Supplied records:
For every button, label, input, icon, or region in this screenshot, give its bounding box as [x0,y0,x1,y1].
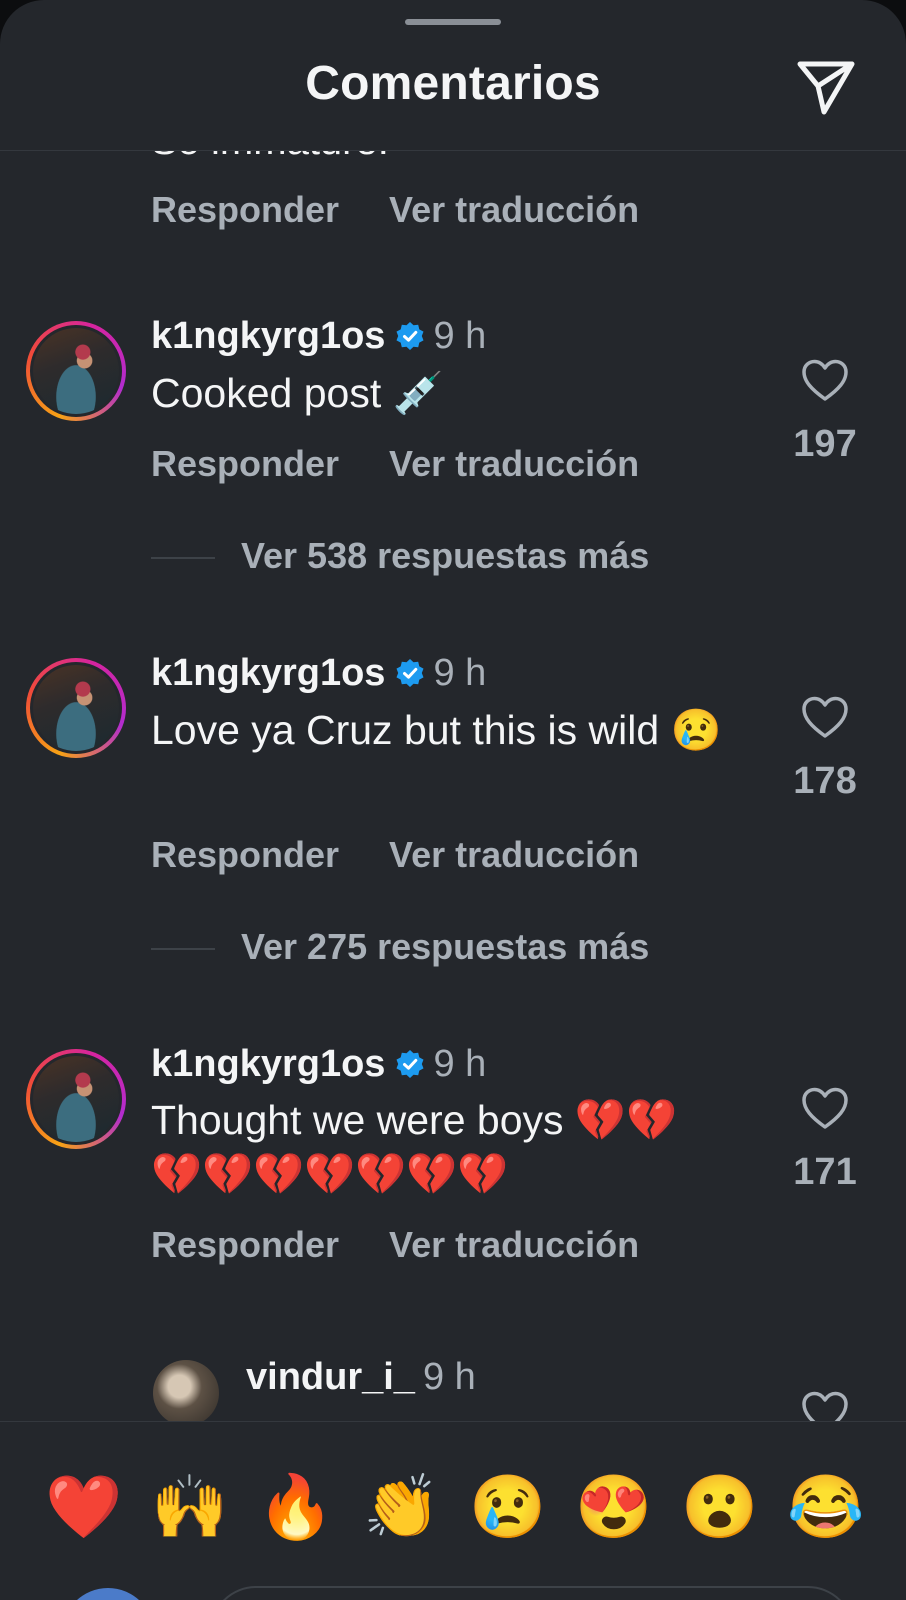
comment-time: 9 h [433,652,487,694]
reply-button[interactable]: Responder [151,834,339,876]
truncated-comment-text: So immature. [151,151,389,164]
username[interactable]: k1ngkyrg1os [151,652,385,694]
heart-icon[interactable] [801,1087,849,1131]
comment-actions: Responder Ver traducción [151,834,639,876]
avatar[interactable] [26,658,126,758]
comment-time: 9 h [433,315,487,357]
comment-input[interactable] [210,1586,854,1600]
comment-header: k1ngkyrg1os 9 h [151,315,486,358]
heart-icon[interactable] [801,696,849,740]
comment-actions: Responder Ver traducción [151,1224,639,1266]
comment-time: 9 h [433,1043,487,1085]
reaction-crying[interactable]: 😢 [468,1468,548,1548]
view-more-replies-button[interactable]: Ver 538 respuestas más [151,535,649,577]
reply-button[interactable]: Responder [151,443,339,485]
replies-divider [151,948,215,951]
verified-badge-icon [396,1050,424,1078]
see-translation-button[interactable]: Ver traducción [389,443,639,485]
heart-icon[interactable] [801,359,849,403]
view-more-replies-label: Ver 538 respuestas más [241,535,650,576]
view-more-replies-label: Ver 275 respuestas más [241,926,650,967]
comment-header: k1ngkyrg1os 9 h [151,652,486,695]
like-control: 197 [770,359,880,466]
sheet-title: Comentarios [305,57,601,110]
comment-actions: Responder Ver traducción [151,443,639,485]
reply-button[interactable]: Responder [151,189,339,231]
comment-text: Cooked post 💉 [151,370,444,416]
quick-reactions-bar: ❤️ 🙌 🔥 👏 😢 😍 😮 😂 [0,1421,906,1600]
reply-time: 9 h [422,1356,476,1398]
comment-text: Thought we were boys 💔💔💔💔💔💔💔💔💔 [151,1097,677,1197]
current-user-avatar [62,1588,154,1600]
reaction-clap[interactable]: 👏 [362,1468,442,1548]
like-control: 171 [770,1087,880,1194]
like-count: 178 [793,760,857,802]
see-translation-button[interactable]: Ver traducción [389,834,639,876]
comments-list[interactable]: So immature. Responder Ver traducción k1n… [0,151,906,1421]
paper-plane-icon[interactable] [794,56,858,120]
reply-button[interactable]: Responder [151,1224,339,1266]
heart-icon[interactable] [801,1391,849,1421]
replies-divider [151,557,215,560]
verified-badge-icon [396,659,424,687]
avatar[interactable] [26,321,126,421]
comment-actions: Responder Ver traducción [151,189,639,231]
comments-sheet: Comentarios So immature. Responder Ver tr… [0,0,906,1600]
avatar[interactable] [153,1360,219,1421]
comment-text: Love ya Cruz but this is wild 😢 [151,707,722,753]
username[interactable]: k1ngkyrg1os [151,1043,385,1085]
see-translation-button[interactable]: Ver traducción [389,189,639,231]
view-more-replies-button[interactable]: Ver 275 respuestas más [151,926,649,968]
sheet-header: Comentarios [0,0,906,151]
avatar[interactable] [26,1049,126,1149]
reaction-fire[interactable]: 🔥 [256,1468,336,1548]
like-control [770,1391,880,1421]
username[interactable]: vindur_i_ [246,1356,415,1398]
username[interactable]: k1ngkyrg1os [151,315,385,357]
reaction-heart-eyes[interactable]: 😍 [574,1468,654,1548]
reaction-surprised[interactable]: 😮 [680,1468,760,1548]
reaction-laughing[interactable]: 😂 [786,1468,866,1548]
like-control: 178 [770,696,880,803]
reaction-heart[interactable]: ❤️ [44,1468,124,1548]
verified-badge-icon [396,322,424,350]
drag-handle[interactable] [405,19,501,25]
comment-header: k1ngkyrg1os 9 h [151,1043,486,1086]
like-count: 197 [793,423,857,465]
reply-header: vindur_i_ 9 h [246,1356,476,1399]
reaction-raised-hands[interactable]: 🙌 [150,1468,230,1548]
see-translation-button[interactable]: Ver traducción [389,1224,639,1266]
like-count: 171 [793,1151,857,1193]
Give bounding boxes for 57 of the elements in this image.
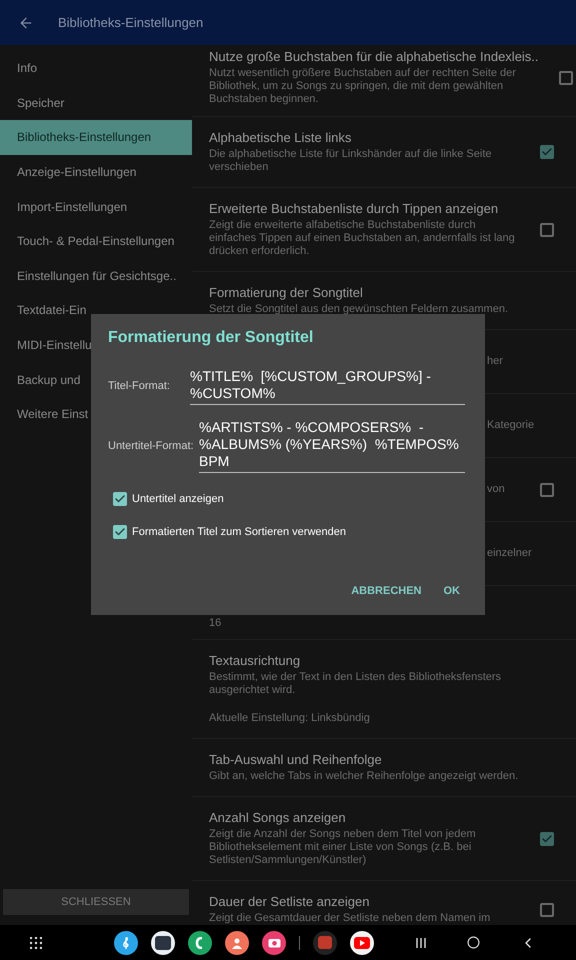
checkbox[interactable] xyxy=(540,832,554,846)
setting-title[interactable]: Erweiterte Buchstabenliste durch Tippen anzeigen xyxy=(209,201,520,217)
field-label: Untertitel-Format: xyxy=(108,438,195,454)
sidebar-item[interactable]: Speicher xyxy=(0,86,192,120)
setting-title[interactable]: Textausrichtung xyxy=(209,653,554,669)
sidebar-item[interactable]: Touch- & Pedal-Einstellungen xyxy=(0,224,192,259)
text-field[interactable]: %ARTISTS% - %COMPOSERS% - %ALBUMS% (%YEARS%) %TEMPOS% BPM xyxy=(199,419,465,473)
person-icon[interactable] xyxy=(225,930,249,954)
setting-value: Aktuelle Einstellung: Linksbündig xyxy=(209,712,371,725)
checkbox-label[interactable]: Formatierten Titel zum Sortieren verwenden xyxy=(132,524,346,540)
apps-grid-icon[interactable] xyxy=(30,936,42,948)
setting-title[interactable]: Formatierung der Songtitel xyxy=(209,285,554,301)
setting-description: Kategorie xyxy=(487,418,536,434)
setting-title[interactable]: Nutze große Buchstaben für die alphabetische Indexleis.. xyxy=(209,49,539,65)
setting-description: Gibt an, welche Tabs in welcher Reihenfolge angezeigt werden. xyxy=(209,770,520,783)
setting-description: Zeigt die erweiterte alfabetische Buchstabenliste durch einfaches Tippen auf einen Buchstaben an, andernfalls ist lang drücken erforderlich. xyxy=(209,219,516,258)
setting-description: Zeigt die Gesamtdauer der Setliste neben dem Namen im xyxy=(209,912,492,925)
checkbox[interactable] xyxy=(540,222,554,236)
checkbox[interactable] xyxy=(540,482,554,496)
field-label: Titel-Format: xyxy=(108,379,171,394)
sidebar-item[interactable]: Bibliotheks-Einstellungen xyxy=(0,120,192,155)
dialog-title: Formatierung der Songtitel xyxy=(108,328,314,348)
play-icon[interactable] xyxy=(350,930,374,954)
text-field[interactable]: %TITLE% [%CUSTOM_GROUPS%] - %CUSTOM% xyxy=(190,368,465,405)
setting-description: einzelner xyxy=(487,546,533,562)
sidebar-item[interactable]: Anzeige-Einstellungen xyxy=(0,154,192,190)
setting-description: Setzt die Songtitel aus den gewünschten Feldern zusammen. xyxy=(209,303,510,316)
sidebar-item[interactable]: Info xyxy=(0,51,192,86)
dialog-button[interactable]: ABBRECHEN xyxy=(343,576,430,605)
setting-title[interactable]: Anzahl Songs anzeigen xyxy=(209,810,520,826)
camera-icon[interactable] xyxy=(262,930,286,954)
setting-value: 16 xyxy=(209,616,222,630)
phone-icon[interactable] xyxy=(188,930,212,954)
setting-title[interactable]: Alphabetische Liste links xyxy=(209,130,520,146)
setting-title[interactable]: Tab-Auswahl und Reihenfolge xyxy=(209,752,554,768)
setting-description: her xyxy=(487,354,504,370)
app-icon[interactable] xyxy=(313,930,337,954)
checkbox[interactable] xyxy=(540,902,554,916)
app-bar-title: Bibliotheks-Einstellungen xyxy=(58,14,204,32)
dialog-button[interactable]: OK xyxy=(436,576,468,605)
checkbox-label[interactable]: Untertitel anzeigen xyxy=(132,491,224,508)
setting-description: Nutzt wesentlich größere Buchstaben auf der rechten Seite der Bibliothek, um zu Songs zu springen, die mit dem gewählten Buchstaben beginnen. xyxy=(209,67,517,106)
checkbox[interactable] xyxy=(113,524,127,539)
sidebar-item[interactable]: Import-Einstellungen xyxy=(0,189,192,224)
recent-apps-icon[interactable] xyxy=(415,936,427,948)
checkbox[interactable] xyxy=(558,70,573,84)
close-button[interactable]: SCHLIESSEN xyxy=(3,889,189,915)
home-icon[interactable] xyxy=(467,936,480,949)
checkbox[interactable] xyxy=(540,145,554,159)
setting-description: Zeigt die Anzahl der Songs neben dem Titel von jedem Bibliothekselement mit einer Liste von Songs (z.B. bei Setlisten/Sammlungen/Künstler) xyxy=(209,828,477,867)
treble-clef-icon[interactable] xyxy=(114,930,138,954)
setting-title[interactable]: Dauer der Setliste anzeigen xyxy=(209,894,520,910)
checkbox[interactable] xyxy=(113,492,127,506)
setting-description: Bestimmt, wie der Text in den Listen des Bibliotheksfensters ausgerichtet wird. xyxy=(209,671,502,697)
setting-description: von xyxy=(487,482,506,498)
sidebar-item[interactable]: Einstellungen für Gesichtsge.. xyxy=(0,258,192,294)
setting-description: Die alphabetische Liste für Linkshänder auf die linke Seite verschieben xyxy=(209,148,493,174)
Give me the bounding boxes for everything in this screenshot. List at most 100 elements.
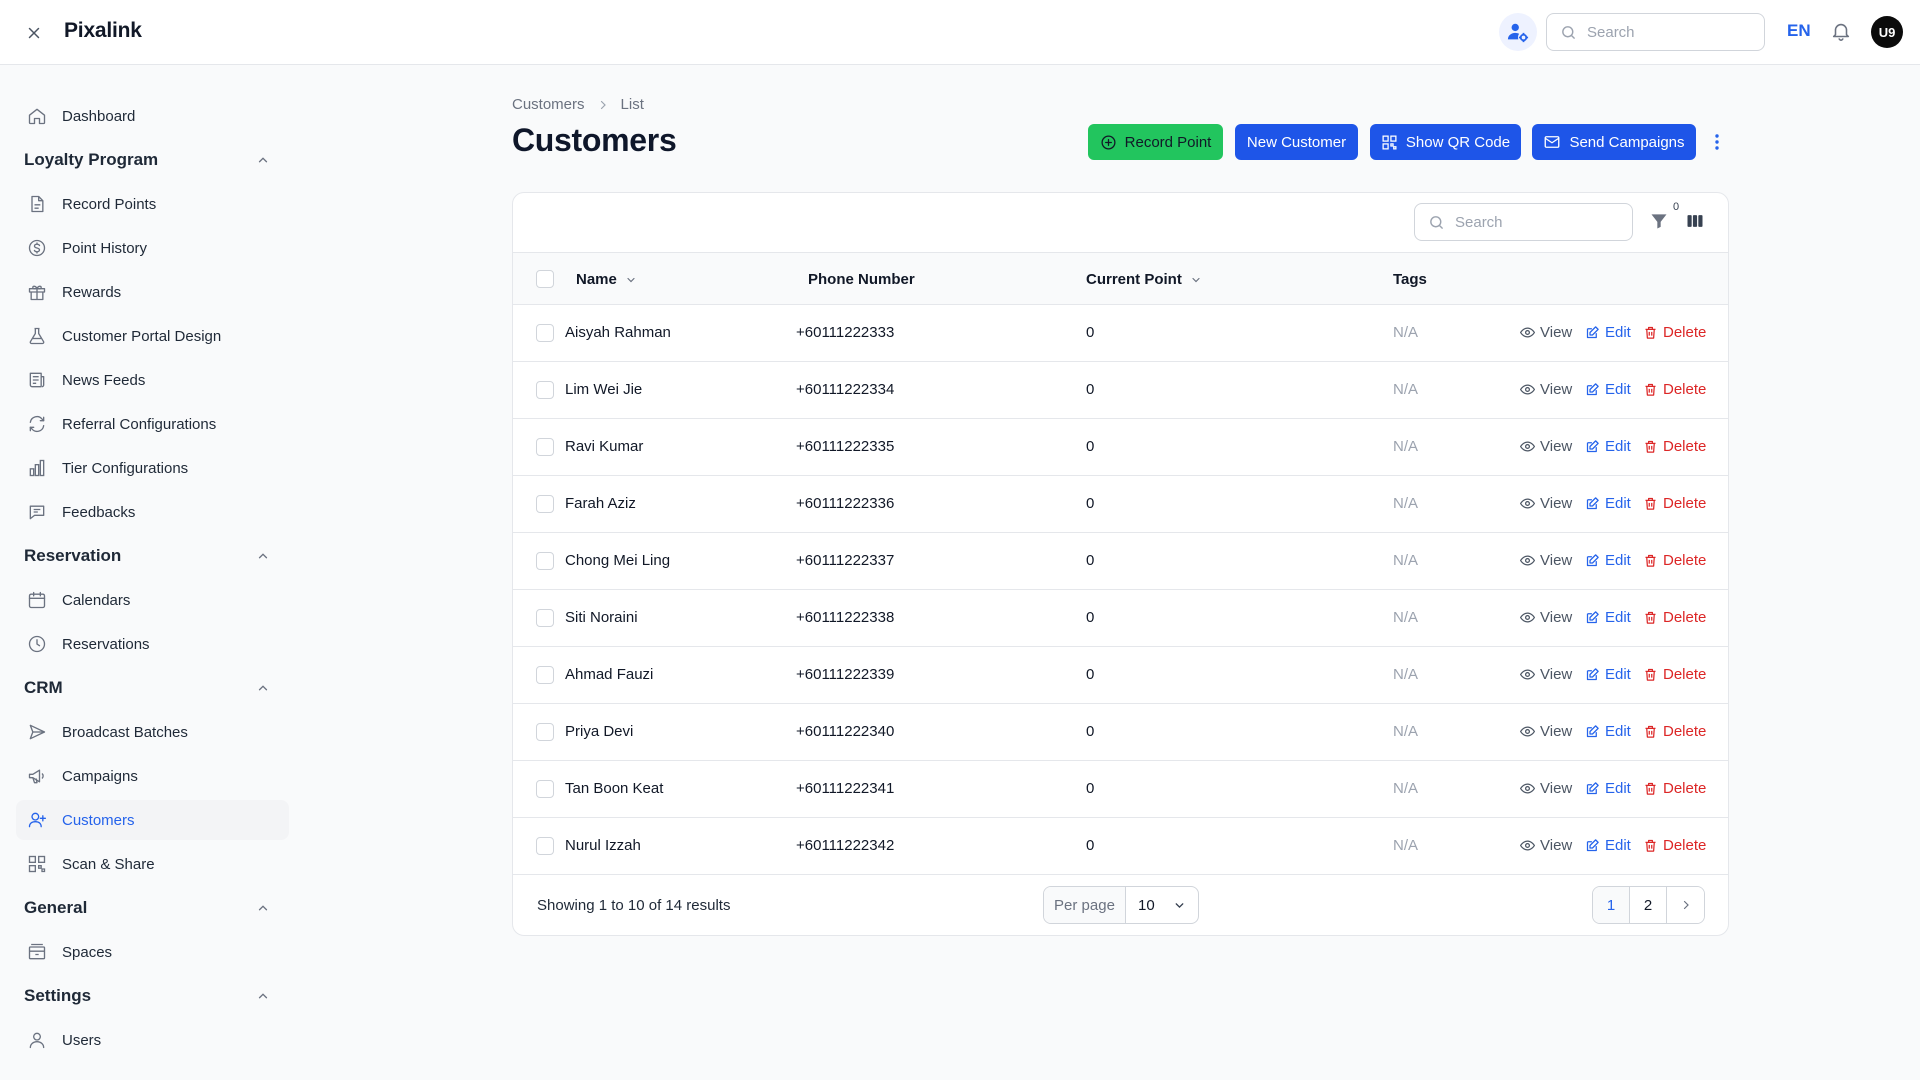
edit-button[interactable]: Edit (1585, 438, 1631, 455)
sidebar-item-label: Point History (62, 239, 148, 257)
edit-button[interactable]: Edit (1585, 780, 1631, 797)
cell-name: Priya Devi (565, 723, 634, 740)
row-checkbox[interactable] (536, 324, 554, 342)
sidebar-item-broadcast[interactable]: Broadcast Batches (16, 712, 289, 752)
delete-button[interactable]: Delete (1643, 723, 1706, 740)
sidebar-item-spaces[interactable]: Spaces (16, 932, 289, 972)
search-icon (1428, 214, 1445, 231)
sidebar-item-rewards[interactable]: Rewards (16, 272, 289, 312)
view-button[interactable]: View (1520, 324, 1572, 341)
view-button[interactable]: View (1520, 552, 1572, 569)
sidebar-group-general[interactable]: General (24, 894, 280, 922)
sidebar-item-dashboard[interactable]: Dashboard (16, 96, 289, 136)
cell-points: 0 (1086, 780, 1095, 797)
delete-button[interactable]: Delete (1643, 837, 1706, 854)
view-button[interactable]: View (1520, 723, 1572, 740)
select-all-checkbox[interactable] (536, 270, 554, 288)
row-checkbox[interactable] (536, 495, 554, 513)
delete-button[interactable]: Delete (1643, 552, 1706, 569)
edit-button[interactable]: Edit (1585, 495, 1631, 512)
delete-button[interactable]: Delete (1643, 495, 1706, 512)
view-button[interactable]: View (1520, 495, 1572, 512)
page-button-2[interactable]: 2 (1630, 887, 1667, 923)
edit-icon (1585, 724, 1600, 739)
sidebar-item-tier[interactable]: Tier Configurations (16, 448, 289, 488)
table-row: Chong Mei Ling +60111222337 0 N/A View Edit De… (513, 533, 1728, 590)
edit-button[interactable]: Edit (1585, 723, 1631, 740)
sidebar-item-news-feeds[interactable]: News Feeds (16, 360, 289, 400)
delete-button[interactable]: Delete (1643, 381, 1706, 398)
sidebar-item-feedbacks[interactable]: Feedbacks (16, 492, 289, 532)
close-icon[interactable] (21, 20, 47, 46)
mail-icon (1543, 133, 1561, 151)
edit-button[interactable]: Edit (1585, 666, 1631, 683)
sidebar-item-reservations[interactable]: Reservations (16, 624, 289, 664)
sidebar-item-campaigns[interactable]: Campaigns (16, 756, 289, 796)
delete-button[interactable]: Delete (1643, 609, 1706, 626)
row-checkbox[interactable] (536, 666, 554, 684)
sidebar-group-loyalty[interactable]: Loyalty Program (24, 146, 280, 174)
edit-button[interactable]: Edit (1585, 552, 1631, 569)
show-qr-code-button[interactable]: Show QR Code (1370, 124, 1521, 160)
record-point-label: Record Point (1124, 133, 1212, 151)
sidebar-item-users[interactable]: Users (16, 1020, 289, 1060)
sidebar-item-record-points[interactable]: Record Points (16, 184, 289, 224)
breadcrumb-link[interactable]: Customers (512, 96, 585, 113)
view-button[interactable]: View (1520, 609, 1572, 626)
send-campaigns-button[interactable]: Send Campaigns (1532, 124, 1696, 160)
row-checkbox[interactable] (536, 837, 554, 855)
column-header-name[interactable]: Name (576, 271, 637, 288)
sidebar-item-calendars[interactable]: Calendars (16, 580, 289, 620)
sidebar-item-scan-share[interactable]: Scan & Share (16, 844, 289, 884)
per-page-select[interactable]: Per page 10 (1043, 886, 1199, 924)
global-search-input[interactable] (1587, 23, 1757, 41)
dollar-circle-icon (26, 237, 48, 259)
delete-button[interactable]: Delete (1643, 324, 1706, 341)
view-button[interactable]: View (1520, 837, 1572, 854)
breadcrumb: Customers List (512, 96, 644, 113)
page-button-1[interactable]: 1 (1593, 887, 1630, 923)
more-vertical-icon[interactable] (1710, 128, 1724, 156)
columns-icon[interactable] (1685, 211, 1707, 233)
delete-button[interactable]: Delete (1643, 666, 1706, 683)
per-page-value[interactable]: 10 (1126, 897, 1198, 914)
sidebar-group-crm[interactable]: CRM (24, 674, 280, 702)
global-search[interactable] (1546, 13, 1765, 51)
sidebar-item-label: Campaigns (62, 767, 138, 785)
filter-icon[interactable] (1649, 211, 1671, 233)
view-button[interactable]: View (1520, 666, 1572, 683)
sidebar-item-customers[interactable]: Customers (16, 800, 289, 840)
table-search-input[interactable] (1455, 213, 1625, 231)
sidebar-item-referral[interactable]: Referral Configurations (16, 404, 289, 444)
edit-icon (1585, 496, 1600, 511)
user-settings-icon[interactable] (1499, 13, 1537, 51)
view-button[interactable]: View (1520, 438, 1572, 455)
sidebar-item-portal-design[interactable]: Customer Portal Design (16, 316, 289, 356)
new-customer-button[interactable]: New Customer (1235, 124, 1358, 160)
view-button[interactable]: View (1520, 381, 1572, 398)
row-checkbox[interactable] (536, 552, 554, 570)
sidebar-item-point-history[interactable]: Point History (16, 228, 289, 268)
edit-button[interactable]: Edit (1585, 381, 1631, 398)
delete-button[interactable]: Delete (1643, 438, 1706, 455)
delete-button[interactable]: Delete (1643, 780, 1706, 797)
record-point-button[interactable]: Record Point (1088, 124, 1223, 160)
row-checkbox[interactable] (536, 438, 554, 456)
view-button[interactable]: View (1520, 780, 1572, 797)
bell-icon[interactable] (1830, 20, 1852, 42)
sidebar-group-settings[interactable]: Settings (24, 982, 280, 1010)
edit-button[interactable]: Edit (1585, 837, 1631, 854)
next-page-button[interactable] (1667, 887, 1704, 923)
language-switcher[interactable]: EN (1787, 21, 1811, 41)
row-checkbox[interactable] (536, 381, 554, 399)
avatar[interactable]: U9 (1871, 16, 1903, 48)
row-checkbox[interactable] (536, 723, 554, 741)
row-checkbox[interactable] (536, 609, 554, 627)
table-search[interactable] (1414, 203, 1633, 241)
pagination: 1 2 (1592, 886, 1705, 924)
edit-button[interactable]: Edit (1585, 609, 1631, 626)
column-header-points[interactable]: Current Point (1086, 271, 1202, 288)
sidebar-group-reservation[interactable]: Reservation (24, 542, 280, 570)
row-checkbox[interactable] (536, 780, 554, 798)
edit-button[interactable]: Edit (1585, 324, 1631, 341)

Problem to solve:
Can you copy the listing word for word, beginning at the line that contains "checkbox[interactable] xyxy=(540,832,554,846)" and stopping after the line that contains "sidebar-item[interactable]: Speicher xyxy=(0,86,192,120)"?

Completed task:
checkbox[interactable] xyxy=(540,832,554,846)
setting-title[interactable]: Erweiterte Buchstabenliste durch Tippen anzeigen xyxy=(209,201,520,217)
field-label: Untertitel-Format: xyxy=(108,438,195,454)
sidebar-item[interactable]: Speicher xyxy=(0,86,192,120)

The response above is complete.